### Your objective
Each line containing the word "visible" needs to be copied.

====== Listing ======

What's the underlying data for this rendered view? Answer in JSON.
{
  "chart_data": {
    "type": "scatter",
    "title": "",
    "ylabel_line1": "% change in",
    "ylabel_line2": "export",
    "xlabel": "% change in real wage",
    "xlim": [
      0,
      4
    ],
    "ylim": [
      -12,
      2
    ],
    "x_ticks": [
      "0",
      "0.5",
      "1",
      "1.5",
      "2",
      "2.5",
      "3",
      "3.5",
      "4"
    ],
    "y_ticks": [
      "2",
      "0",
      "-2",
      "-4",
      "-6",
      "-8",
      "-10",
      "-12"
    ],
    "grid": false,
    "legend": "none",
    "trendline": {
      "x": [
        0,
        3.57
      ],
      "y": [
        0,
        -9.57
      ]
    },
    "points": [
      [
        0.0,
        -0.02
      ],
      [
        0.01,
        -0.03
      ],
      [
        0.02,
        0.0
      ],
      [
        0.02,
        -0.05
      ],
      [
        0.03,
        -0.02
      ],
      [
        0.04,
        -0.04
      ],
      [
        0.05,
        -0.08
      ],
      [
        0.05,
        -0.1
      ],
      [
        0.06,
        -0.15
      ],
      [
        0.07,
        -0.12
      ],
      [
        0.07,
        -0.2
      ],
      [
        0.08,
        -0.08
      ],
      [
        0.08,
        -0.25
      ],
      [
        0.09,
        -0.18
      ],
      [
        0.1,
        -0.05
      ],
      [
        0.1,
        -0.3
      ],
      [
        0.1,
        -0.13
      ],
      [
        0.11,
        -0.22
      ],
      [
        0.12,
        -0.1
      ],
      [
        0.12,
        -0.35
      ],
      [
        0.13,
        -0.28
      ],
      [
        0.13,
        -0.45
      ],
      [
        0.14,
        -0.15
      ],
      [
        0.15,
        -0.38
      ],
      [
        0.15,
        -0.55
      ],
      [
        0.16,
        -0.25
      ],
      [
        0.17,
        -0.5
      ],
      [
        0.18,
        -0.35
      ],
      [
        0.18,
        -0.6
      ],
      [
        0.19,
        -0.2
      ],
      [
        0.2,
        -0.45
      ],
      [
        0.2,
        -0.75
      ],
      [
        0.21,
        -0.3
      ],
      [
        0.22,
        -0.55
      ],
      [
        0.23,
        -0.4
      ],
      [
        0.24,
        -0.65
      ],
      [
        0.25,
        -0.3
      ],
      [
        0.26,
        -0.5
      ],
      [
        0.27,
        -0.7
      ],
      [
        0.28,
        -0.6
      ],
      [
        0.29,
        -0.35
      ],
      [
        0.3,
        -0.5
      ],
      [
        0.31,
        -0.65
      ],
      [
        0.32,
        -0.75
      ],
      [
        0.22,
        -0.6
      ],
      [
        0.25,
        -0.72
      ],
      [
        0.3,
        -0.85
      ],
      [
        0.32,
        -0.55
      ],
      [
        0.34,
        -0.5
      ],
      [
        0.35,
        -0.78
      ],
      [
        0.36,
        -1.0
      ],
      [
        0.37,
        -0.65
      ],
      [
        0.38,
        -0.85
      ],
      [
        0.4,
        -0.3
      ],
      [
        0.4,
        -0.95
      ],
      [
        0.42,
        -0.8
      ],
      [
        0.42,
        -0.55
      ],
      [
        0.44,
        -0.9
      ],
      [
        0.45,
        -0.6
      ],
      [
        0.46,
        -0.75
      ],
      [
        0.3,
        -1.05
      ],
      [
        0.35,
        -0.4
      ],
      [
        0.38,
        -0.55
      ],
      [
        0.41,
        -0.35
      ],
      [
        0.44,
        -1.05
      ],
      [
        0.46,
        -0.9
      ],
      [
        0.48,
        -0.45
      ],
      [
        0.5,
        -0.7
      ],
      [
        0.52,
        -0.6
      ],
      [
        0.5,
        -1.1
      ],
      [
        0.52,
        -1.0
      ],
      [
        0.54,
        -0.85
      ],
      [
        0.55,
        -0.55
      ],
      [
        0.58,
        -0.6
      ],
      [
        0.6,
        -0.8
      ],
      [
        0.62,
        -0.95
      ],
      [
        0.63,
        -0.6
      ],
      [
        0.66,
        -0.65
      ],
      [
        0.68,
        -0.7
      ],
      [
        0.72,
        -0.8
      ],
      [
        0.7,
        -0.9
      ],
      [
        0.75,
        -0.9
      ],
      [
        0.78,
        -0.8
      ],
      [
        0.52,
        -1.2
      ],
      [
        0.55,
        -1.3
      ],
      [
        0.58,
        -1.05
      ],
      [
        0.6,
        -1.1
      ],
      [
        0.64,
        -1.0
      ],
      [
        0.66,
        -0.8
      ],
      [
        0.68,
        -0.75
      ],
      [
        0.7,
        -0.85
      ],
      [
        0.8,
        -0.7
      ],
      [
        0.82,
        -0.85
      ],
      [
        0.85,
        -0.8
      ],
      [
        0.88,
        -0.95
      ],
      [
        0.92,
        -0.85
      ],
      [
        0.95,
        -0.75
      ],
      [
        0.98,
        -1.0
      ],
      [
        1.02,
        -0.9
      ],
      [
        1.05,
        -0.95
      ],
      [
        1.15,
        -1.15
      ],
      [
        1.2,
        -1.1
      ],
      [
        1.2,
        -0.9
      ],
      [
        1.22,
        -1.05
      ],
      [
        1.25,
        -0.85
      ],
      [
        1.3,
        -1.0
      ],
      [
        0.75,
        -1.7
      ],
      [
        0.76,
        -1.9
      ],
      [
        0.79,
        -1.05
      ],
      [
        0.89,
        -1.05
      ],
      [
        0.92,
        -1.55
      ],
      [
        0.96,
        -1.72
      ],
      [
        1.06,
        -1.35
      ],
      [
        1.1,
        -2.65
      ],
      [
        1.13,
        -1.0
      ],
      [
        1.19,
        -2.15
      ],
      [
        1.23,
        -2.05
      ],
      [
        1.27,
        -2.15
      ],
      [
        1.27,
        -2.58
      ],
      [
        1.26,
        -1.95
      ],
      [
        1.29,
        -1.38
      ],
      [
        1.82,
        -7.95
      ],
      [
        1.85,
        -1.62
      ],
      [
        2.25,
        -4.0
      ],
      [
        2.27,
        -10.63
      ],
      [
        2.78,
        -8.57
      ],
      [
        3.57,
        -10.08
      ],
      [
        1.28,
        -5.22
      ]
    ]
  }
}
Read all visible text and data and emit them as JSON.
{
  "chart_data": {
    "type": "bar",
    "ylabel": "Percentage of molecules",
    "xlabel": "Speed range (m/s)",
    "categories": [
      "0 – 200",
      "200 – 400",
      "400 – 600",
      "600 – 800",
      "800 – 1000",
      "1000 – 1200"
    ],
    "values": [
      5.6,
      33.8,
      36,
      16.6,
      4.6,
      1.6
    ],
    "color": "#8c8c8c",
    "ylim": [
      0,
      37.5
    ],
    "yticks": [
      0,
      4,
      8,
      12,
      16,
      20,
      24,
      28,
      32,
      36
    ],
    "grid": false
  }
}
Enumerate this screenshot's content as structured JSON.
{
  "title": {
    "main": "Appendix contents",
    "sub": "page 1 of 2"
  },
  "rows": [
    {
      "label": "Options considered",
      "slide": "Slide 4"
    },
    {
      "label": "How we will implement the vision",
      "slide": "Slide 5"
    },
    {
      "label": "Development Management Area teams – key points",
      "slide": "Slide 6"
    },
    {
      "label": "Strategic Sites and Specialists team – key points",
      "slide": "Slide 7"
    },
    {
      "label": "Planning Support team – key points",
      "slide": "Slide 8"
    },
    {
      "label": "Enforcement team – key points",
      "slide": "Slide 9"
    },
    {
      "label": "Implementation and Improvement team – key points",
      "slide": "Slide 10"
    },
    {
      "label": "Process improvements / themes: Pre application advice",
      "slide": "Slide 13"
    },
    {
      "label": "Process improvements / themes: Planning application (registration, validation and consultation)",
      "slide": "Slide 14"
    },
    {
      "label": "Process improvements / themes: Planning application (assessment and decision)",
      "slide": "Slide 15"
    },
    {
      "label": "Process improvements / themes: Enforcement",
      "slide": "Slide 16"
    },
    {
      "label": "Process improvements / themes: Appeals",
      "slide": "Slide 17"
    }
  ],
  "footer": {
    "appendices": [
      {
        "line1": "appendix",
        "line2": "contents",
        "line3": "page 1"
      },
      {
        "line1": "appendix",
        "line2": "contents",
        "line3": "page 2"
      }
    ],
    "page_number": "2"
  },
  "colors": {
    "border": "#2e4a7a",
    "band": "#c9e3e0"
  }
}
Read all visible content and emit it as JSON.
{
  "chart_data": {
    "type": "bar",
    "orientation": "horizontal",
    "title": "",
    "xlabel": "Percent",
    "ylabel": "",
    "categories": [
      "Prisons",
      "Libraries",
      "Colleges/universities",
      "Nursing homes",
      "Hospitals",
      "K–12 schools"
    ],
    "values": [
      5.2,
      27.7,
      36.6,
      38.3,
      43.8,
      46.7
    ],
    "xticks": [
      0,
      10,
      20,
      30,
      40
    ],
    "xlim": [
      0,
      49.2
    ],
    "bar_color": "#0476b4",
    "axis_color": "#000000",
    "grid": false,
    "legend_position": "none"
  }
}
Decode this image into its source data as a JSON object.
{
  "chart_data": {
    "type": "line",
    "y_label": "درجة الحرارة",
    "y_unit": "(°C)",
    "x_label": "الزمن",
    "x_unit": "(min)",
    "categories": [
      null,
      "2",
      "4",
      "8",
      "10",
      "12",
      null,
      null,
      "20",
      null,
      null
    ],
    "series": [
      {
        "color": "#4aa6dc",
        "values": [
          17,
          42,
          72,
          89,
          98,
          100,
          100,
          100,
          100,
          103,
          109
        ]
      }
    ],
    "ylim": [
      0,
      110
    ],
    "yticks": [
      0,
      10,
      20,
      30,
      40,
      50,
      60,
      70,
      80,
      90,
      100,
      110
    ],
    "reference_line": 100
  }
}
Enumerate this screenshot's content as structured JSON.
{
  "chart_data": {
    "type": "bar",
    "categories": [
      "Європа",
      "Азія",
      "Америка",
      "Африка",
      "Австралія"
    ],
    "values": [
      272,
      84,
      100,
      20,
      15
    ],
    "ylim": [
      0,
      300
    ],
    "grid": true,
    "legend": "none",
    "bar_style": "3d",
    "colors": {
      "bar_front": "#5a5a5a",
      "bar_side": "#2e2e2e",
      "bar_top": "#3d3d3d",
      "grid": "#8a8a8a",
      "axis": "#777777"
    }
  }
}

======

### Response for this exercise
Read all visible text and data and emit them as JSON.
Read all visible content and emit it as JSON.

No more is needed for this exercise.